[Begin]
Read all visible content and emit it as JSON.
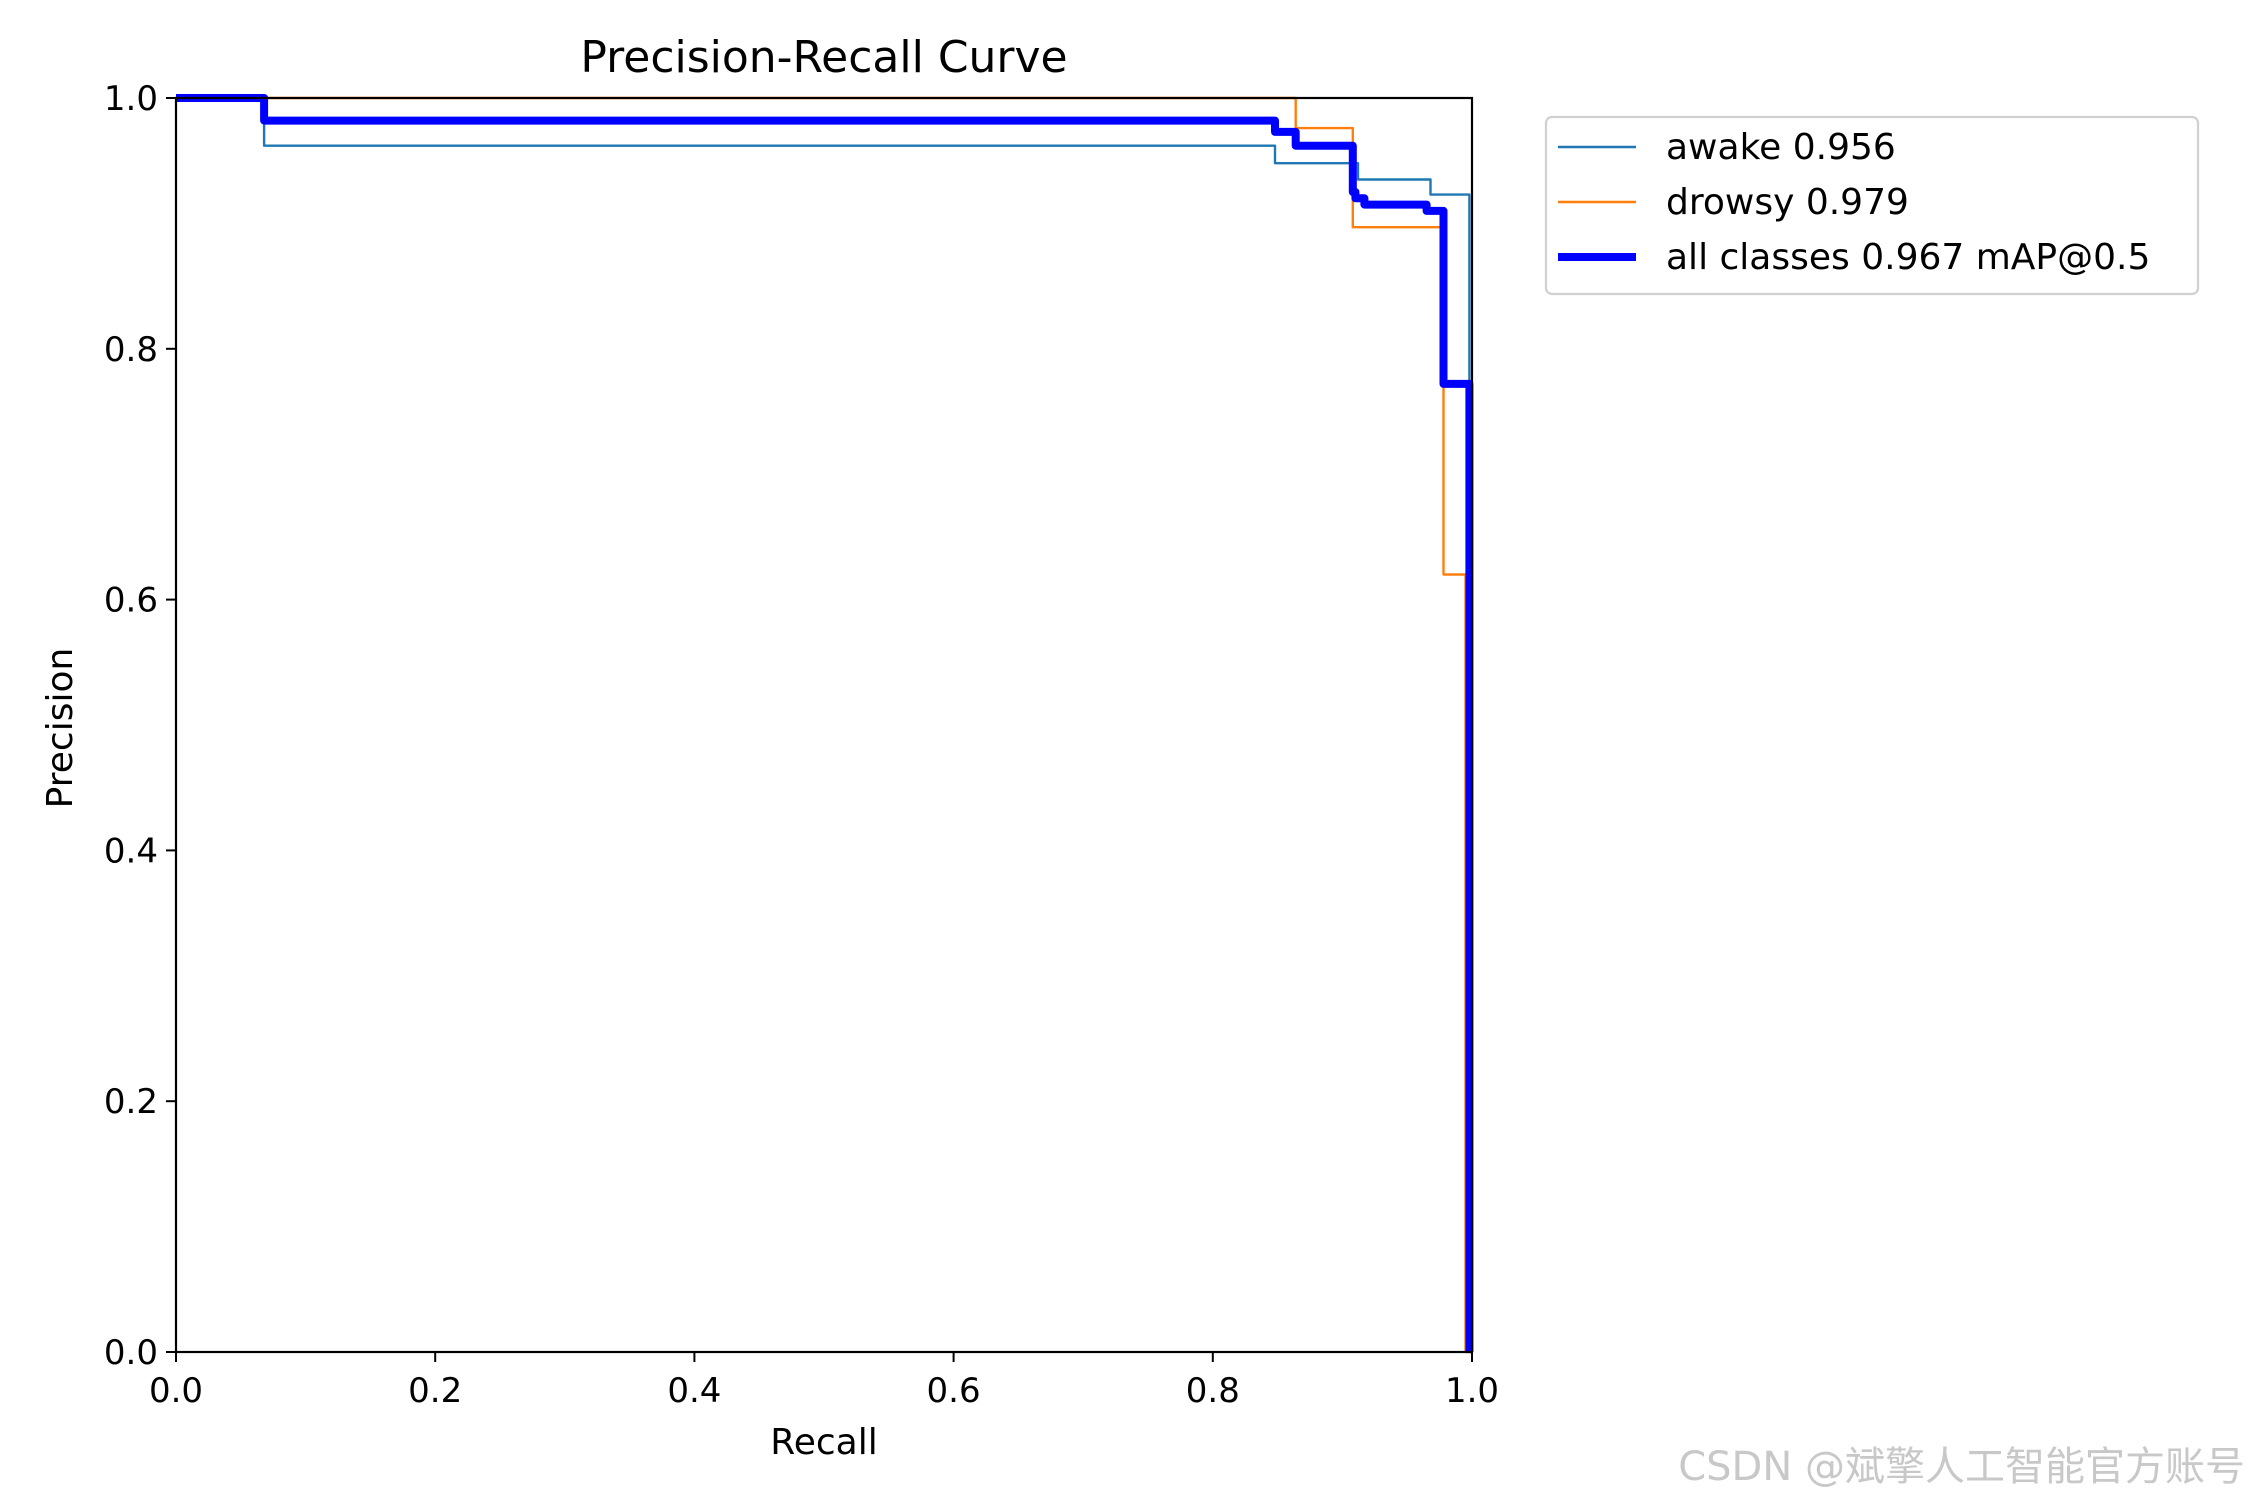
{
  "chart_data": {
    "type": "line",
    "title": "Precision-Recall Curve",
    "xlabel": "Recall",
    "ylabel": "Precision",
    "xlim": [
      0,
      1
    ],
    "ylim": [
      0,
      1
    ],
    "xticks": [
      "0.0",
      "0.2",
      "0.4",
      "0.6",
      "0.8",
      "1.0"
    ],
    "yticks": [
      "0.0",
      "0.2",
      "0.4",
      "0.6",
      "0.8",
      "1.0"
    ],
    "grid": false,
    "legend_position": "outside-top-right",
    "series": [
      {
        "name": "awake 0.956",
        "color": "#1f77b4",
        "width": "thin",
        "x": [
          0,
          0.068,
          0.068,
          0.848,
          0.848,
          0.912,
          0.912,
          0.968,
          0.968,
          0.998,
          0.998,
          1.0
        ],
        "y": [
          1.0,
          1.0,
          0.962,
          0.962,
          0.948,
          0.948,
          0.935,
          0.935,
          0.923,
          0.923,
          0.0,
          0.0
        ]
      },
      {
        "name": "drowsy 0.979",
        "color": "#ff7f0e",
        "width": "thin",
        "x": [
          0,
          0.864,
          0.864,
          0.908,
          0.908,
          0.975,
          0.975,
          0.978,
          0.978,
          0.995,
          0.995,
          1.0
        ],
        "y": [
          1.0,
          1.0,
          0.976,
          0.976,
          0.897,
          0.897,
          0.897,
          0.897,
          0.62,
          0.62,
          0.0,
          0.0
        ]
      },
      {
        "name": "all classes 0.967 mAP@0.5",
        "color": "#0000ff",
        "width": "thick",
        "x": [
          0,
          0.068,
          0.068,
          0.848,
          0.848,
          0.864,
          0.864,
          0.908,
          0.908,
          0.91,
          0.91,
          0.917,
          0.917,
          0.965,
          0.965,
          0.975,
          0.975,
          0.978,
          0.978,
          0.998,
          0.998
        ],
        "y": [
          1.0,
          1.0,
          0.982,
          0.982,
          0.973,
          0.973,
          0.962,
          0.962,
          0.925,
          0.925,
          0.92,
          0.92,
          0.915,
          0.915,
          0.91,
          0.91,
          0.91,
          0.91,
          0.772,
          0.772,
          0.0
        ]
      }
    ]
  },
  "watermark": "CSDN @斌擎人工智能官方账号"
}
[End]
What is needed
Write the listing above out again exactly, dropping each image.

The response
Read all visible content and emit it as JSON.
{
  "chart_data": {
    "type": "line",
    "title": "Precision-Recall Curve",
    "xlabel": "Recall",
    "ylabel": "Precision",
    "xlim": [
      0,
      1
    ],
    "ylim": [
      0,
      1
    ],
    "xticks": [
      "0.0",
      "0.2",
      "0.4",
      "0.6",
      "0.8",
      "1.0"
    ],
    "yticks": [
      "0.0",
      "0.2",
      "0.4",
      "0.6",
      "0.8",
      "1.0"
    ],
    "grid": false,
    "legend_position": "outside-top-right",
    "series": [
      {
        "name": "awake 0.956",
        "color": "#1f77b4",
        "width": "thin",
        "x": [
          0,
          0.068,
          0.068,
          0.848,
          0.848,
          0.912,
          0.912,
          0.968,
          0.968,
          0.998,
          0.998,
          1.0
        ],
        "y": [
          1.0,
          1.0,
          0.962,
          0.962,
          0.948,
          0.948,
          0.935,
          0.935,
          0.923,
          0.923,
          0.0,
          0.0
        ]
      },
      {
        "name": "drowsy 0.979",
        "color": "#ff7f0e",
        "width": "thin",
        "x": [
          0,
          0.864,
          0.864,
          0.908,
          0.908,
          0.975,
          0.975,
          0.978,
          0.978,
          0.995,
          0.995,
          1.0
        ],
        "y": [
          1.0,
          1.0,
          0.976,
          0.976,
          0.897,
          0.897,
          0.897,
          0.897,
          0.62,
          0.62,
          0.0,
          0.0
        ]
      },
      {
        "name": "all classes 0.967 mAP@0.5",
        "color": "#0000ff",
        "width": "thick",
        "x": [
          0,
          0.068,
          0.068,
          0.848,
          0.848,
          0.864,
          0.864,
          0.908,
          0.908,
          0.91,
          0.91,
          0.917,
          0.917,
          0.965,
          0.965,
          0.975,
          0.975,
          0.978,
          0.978,
          0.998,
          0.998
        ],
        "y": [
          1.0,
          1.0,
          0.982,
          0.982,
          0.973,
          0.973,
          0.962,
          0.962,
          0.925,
          0.925,
          0.92,
          0.92,
          0.915,
          0.915,
          0.91,
          0.91,
          0.91,
          0.91,
          0.772,
          0.772,
          0.0
        ]
      }
    ]
  },
  "watermark": "CSDN @斌擎人工智能官方账号"
}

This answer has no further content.